_Aim of the exercise_
Using the data below, determine the number of lines that include the string "name". Write only that number.

_Record excerpts_
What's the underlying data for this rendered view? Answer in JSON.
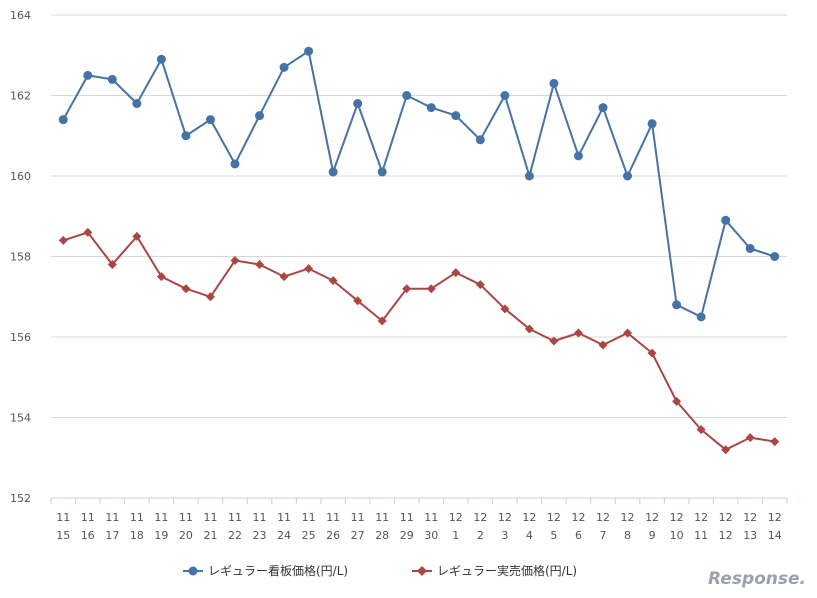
{
  "chart_data": {
    "type": "line",
    "title": "",
    "xlabel": "",
    "ylabel": "",
    "ylim": [
      152,
      164
    ],
    "y_ticks": [
      152,
      154,
      156,
      158,
      160,
      162,
      164
    ],
    "grid": true,
    "legend_position": "bottom",
    "categories": [
      {
        "month": "11",
        "day": "15"
      },
      {
        "month": "11",
        "day": "16"
      },
      {
        "month": "11",
        "day": "17"
      },
      {
        "month": "11",
        "day": "18"
      },
      {
        "month": "11",
        "day": "19"
      },
      {
        "month": "11",
        "day": "20"
      },
      {
        "month": "11",
        "day": "21"
      },
      {
        "month": "11",
        "day": "22"
      },
      {
        "month": "11",
        "day": "23"
      },
      {
        "month": "11",
        "day": "24"
      },
      {
        "month": "11",
        "day": "25"
      },
      {
        "month": "11",
        "day": "26"
      },
      {
        "month": "11",
        "day": "27"
      },
      {
        "month": "11",
        "day": "28"
      },
      {
        "month": "11",
        "day": "29"
      },
      {
        "month": "11",
        "day": "30"
      },
      {
        "month": "12",
        "day": "1"
      },
      {
        "month": "12",
        "day": "2"
      },
      {
        "month": "12",
        "day": "3"
      },
      {
        "month": "12",
        "day": "4"
      },
      {
        "month": "12",
        "day": "5"
      },
      {
        "month": "12",
        "day": "6"
      },
      {
        "month": "12",
        "day": "7"
      },
      {
        "month": "12",
        "day": "8"
      },
      {
        "month": "12",
        "day": "9"
      },
      {
        "month": "12",
        "day": "10"
      },
      {
        "month": "12",
        "day": "11"
      },
      {
        "month": "12",
        "day": "12"
      },
      {
        "month": "12",
        "day": "13"
      },
      {
        "month": "12",
        "day": "14"
      }
    ],
    "series": [
      {
        "name": "レギュラー看板価格(円/L)",
        "color": "#4572a7",
        "marker": "circle",
        "values": [
          161.4,
          162.5,
          162.4,
          161.8,
          162.9,
          161.0,
          161.4,
          160.3,
          161.5,
          162.7,
          163.1,
          160.1,
          161.8,
          160.1,
          162.0,
          161.7,
          161.5,
          160.9,
          162.0,
          160.0,
          162.3,
          160.5,
          161.7,
          160.0,
          161.3,
          156.8,
          156.5,
          158.9,
          158.2,
          158.0
        ]
      },
      {
        "name": "レギュラー実売価格(円/L)",
        "color": "#aa4643",
        "marker": "diamond",
        "values": [
          158.4,
          158.6,
          157.8,
          158.5,
          157.5,
          157.2,
          157.0,
          157.9,
          157.8,
          157.5,
          157.7,
          157.4,
          156.9,
          156.4,
          157.2,
          157.2,
          157.6,
          157.3,
          156.7,
          156.2,
          155.9,
          156.1,
          155.8,
          156.1,
          155.6,
          154.4,
          153.7,
          153.2,
          153.5,
          153.4
        ]
      }
    ]
  },
  "watermark": "Response."
}
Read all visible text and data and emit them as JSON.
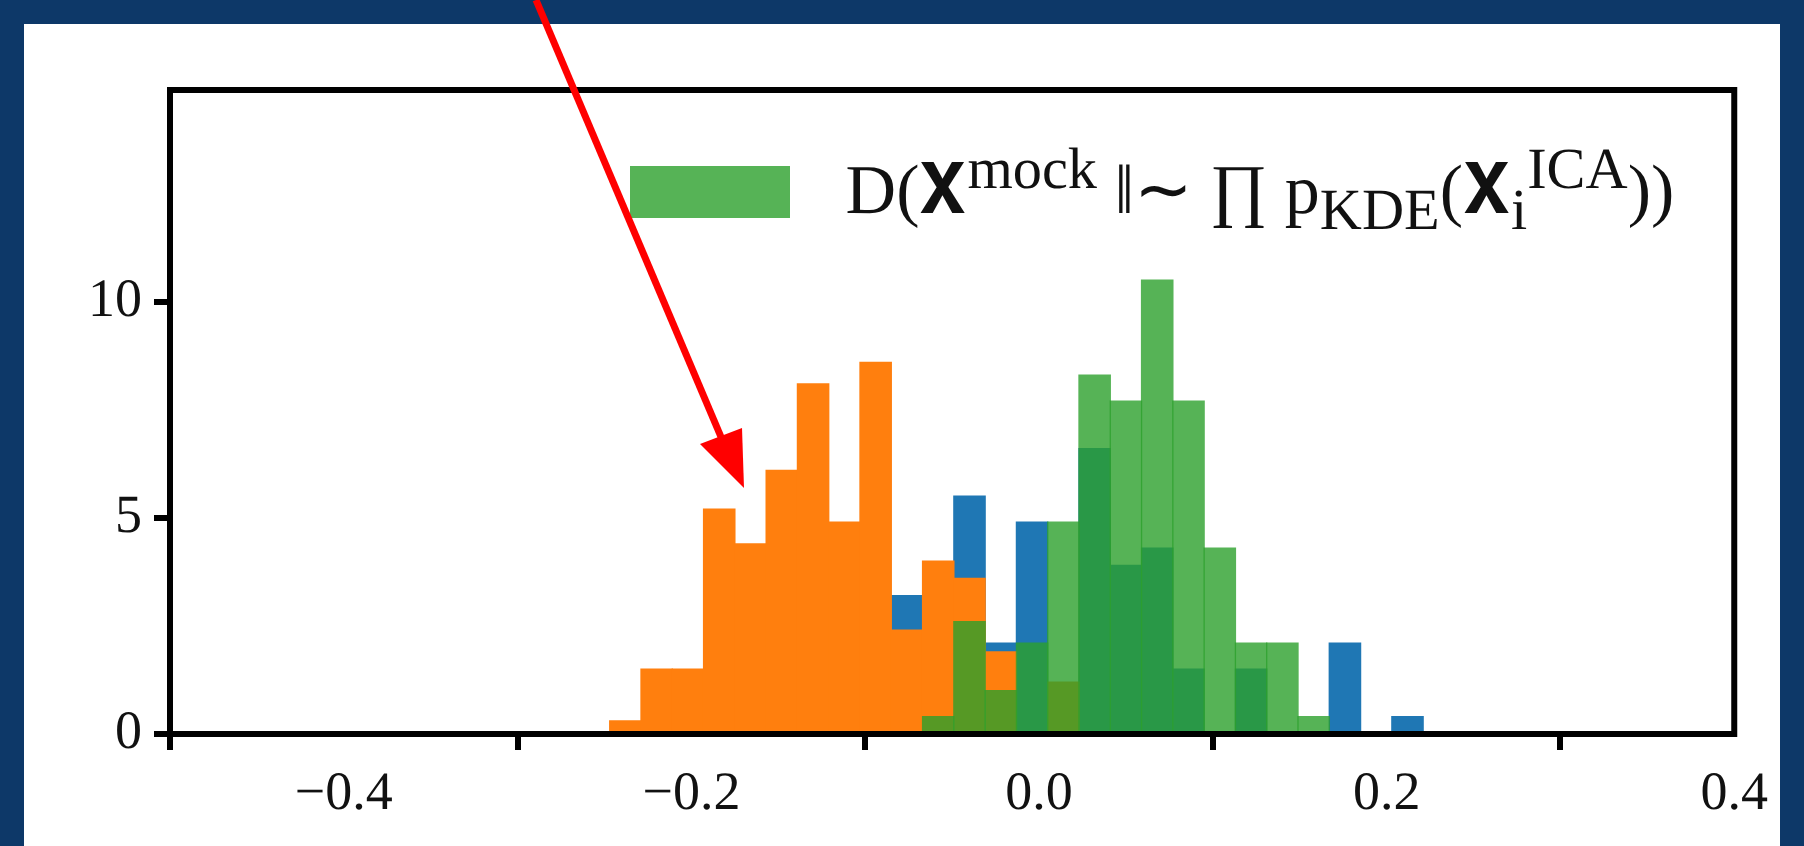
{
  "chart_data": {
    "type": "histogram",
    "bins": [
      -0.247,
      -0.229,
      -0.211,
      -0.193,
      -0.175,
      -0.157,
      -0.139,
      -0.121,
      -0.103,
      -0.085,
      -0.067,
      -0.049,
      -0.031,
      -0.013,
      0.005,
      0.023,
      0.041,
      0.059,
      0.077,
      0.095,
      0.113,
      0.131,
      0.149,
      0.167,
      0.185,
      0.203,
      0.221
    ],
    "series": [
      {
        "color": "#1f77b4",
        "values": [
          null,
          null,
          null,
          null,
          null,
          null,
          null,
          null,
          null,
          3.2,
          null,
          5.5,
          2.1,
          4.9,
          null,
          6.6,
          3.9,
          4.3,
          1.5,
          null,
          1.5,
          null,
          0,
          2.1,
          0,
          0.4
        ]
      },
      {
        "color": "#ff7f0e",
        "values": [
          0.3,
          1.5,
          1.5,
          5.2,
          4.4,
          6.1,
          8.1,
          4.9,
          8.6,
          2.4,
          4.0,
          3.6,
          1.9,
          0,
          1.2,
          0,
          0,
          0,
          0,
          0,
          0,
          0,
          0,
          0,
          0,
          0
        ]
      },
      {
        "name": "D(𝐗$^{mock}$ ‖∼ ∏ p$_{KDE}$(𝐗$_{i}$$^{ICA}$))",
        "color": "#2ca02c",
        "values": [
          0,
          0,
          0,
          0,
          0,
          0,
          0,
          0,
          0,
          0,
          0.4,
          2.6,
          1.0,
          2.1,
          4.9,
          8.3,
          7.7,
          10.5,
          7.7,
          4.3,
          2.1,
          2.1,
          0.4,
          0,
          0,
          0
        ]
      }
    ],
    "xlim": [
      -0.5,
      0.4
    ],
    "xticks": [
      -0.4,
      -0.2,
      {
        "value": 0,
        "label": "0.0"
      },
      0.2,
      0.4
    ],
    "ylim": [
      0,
      14.9
    ],
    "yticks": [
      0,
      5,
      10
    ],
    "legend": "top right"
  }
}
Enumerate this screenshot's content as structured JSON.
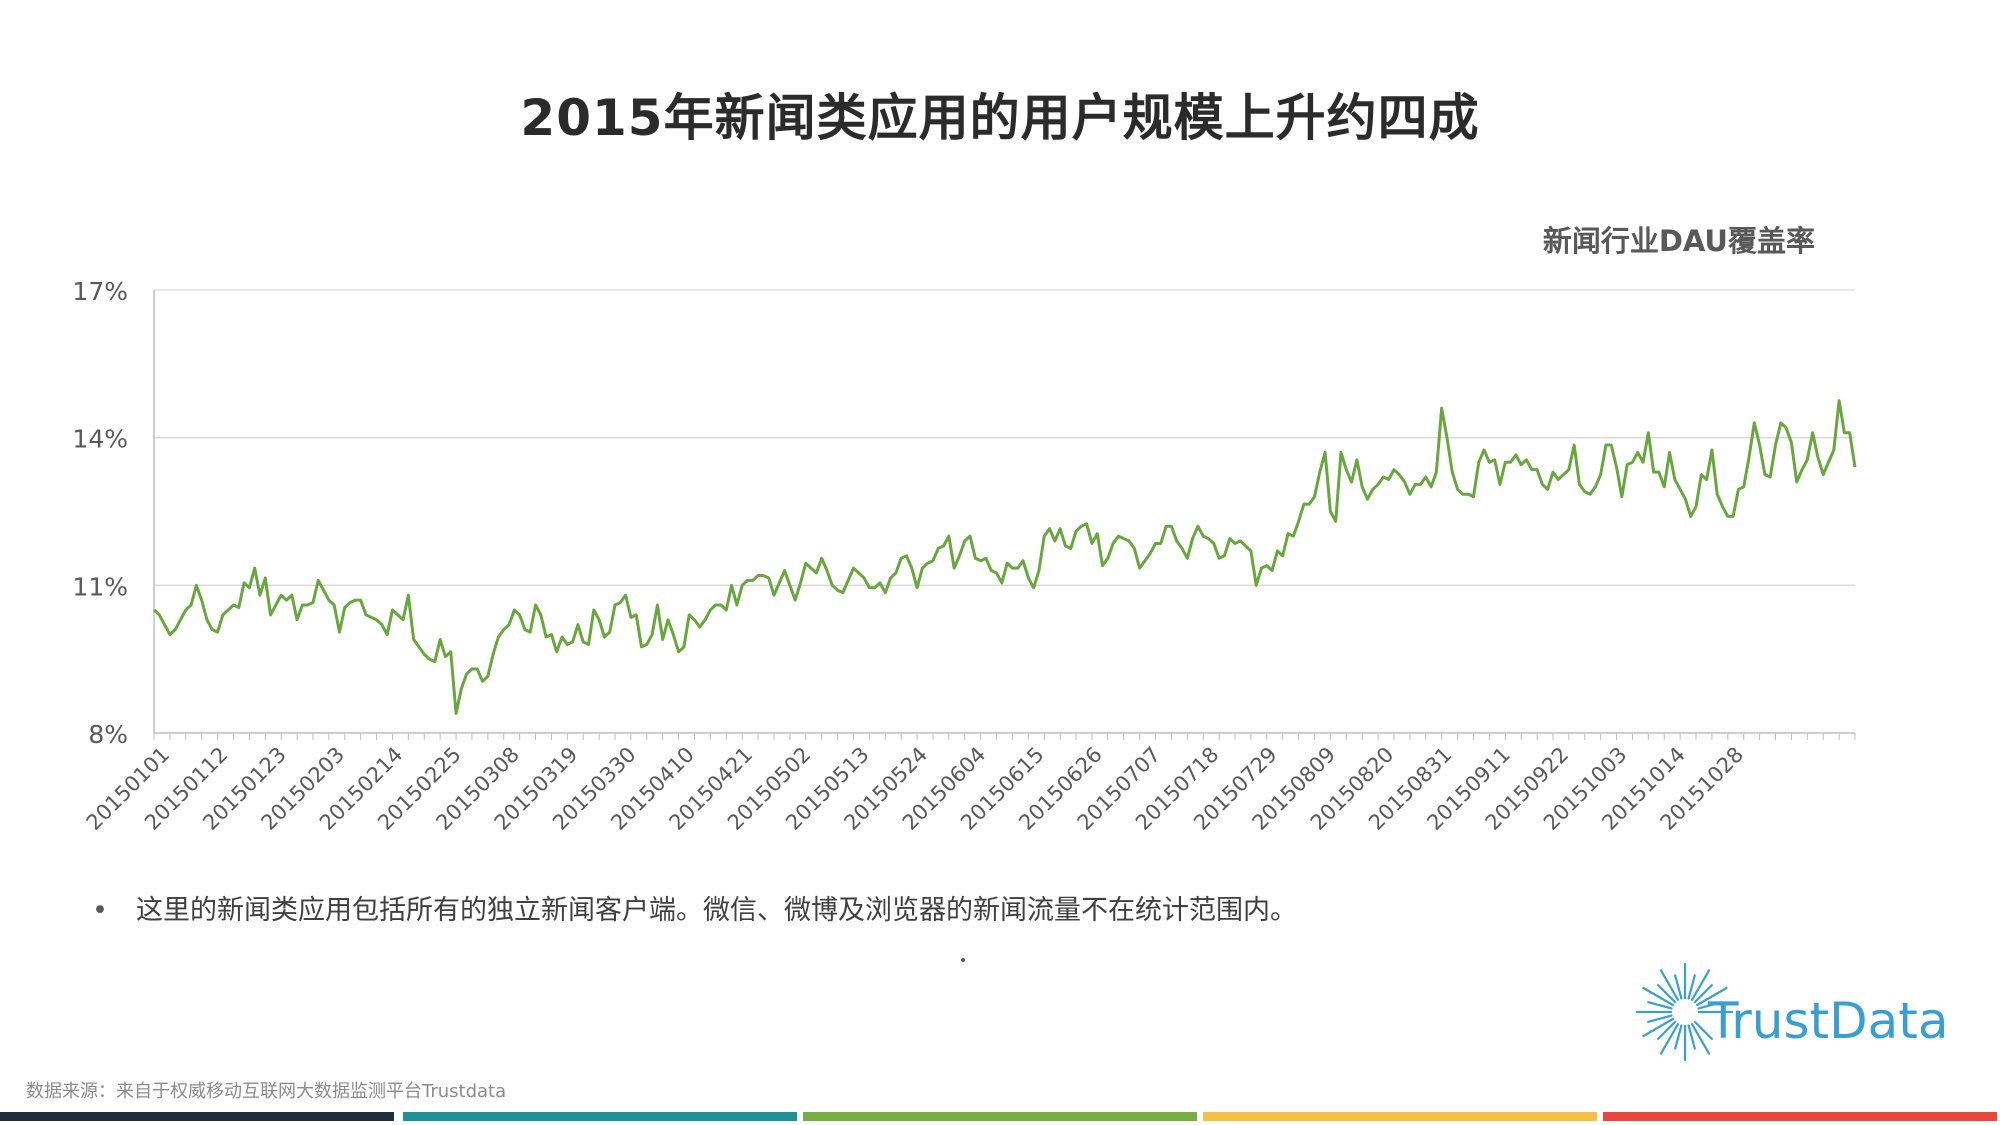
{
  "page": {
    "title": "2015年新闻类应用的用户规模上升约四成",
    "bullet_marker": "•",
    "bullet_note": "这里的新闻类应用包括所有的独立新闻客户端。微信、微博及浏览器的新闻流量不在统计范围内。",
    "logo_text": "TrustData",
    "source": "数据来源：来自于权威移动互联网大数据监测平台Trustdata"
  },
  "colors": {
    "line": "#6aa640",
    "grid": "#d9d9d9",
    "axis": "#bfbfbf",
    "text": "#595959",
    "logo": "#3a9fd0",
    "bars": [
      "#1f2d3d",
      "#1e9296",
      "#76b043",
      "#f5c043",
      "#e8473b"
    ]
  },
  "chart_data": {
    "type": "line",
    "title": "新闻行业DAU覆盖率",
    "xlabel": "",
    "ylabel": "",
    "y_unit": "%",
    "ylim": [
      8,
      17
    ],
    "yticks": [
      8,
      11,
      14,
      17
    ],
    "ytick_labels": [
      "8%",
      "11%",
      "14%",
      "17%"
    ],
    "x_start": "20150101",
    "x_end": "20151031",
    "x_tick_labels": [
      "20150101",
      "20150112",
      "20150123",
      "20150203",
      "20150214",
      "20150225",
      "20150308",
      "20150319",
      "20150330",
      "20150410",
      "20150421",
      "20150502",
      "20150513",
      "20150524",
      "20150604",
      "20150615",
      "20150626",
      "20150707",
      "20150718",
      "20150729",
      "20150809",
      "20150820",
      "20150831",
      "20150911",
      "20150922",
      "20151003",
      "20151014",
      "20151028"
    ],
    "grid": true,
    "legend": "none",
    "series": [
      {
        "name": "新闻行业DAU覆盖率",
        "values": [
          10.5,
          10.4,
          10.2,
          10.0,
          10.1,
          10.3,
          10.5,
          10.6,
          11.0,
          10.7,
          10.3,
          10.1,
          10.05,
          10.4,
          10.5,
          10.6,
          10.55,
          11.05,
          10.95,
          11.35,
          10.8,
          11.15,
          10.4,
          10.6,
          10.8,
          10.7,
          10.8,
          10.3,
          10.6,
          10.6,
          10.65,
          11.1,
          10.9,
          10.7,
          10.6,
          10.05,
          10.55,
          10.65,
          10.7,
          10.7,
          10.4,
          10.35,
          10.3,
          10.2,
          10.0,
          10.5,
          10.4,
          10.3,
          10.8,
          9.9,
          9.75,
          9.6,
          9.5,
          9.45,
          9.9,
          9.55,
          9.65,
          8.4,
          8.9,
          9.2,
          9.3,
          9.3,
          9.05,
          9.15,
          9.6,
          9.95,
          10.1,
          10.2,
          10.5,
          10.4,
          10.1,
          10.05,
          10.6,
          10.4,
          9.95,
          10.0,
          9.65,
          9.95,
          9.8,
          9.85,
          10.2,
          9.85,
          9.8,
          10.5,
          10.3,
          9.95,
          10.05,
          10.6,
          10.65,
          10.8,
          10.35,
          10.4,
          9.75,
          9.8,
          10.0,
          10.6,
          9.9,
          10.3,
          10.0,
          9.65,
          9.75,
          10.4,
          10.3,
          10.15,
          10.3,
          10.5,
          10.6,
          10.6,
          10.5,
          11.0,
          10.6,
          11.0,
          11.1,
          11.1,
          11.2,
          11.2,
          11.15,
          10.8,
          11.05,
          11.3,
          11.0,
          10.7,
          11.05,
          11.45,
          11.35,
          11.25,
          11.55,
          11.3,
          11.0,
          10.9,
          10.85,
          11.1,
          11.35,
          11.25,
          11.15,
          10.95,
          10.95,
          11.05,
          10.85,
          11.15,
          11.25,
          11.55,
          11.6,
          11.35,
          10.95,
          11.35,
          11.45,
          11.5,
          11.75,
          11.8,
          12.0,
          11.35,
          11.6,
          11.9,
          12.0,
          11.55,
          11.5,
          11.55,
          11.3,
          11.25,
          11.05,
          11.45,
          11.35,
          11.35,
          11.5,
          11.15,
          10.95,
          11.3,
          12.0,
          12.15,
          11.9,
          12.15,
          11.8,
          11.75,
          12.1,
          12.2,
          12.25,
          11.85,
          12.05,
          11.4,
          11.55,
          11.85,
          12.0,
          11.95,
          11.9,
          11.75,
          11.35,
          11.5,
          11.65,
          11.85,
          11.85,
          12.2,
          12.2,
          11.9,
          11.75,
          11.55,
          11.95,
          12.2,
          12.0,
          11.95,
          11.85,
          11.55,
          11.6,
          11.95,
          11.85,
          11.9,
          11.8,
          11.7,
          11.0,
          11.35,
          11.4,
          11.3,
          11.7,
          11.6,
          12.05,
          12.0,
          12.3,
          12.65,
          12.65,
          12.8,
          13.3,
          13.7,
          12.5,
          12.3,
          13.7,
          13.35,
          13.1,
          13.55,
          13.0,
          12.75,
          12.95,
          13.05,
          13.2,
          13.15,
          13.35,
          13.25,
          13.1,
          12.85,
          13.05,
          13.05,
          13.2,
          13.0,
          13.3,
          14.6,
          14.0,
          13.3,
          12.95,
          12.85,
          12.85,
          12.8,
          13.5,
          13.75,
          13.5,
          13.55,
          13.05,
          13.5,
          13.5,
          13.65,
          13.45,
          13.55,
          13.35,
          13.35,
          13.05,
          12.95,
          13.3,
          13.15,
          13.25,
          13.35,
          13.85,
          13.05,
          12.9,
          12.85,
          13.0,
          13.25,
          13.85,
          13.85,
          13.4,
          12.8,
          13.45,
          13.5,
          13.7,
          13.5,
          14.1,
          13.3,
          13.3,
          13.0,
          13.7,
          13.15,
          12.95,
          12.75,
          12.4,
          12.6,
          13.25,
          13.15,
          13.75,
          12.85,
          12.6,
          12.4,
          12.4,
          12.95,
          13.0,
          13.6,
          14.3,
          13.85,
          13.25,
          13.2,
          13.85,
          14.3,
          14.2,
          13.9,
          13.1,
          13.35,
          13.55,
          14.1,
          13.6,
          13.25,
          13.5,
          13.75,
          14.75,
          14.1,
          14.1,
          13.4
        ]
      }
    ]
  }
}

_Written solution_
4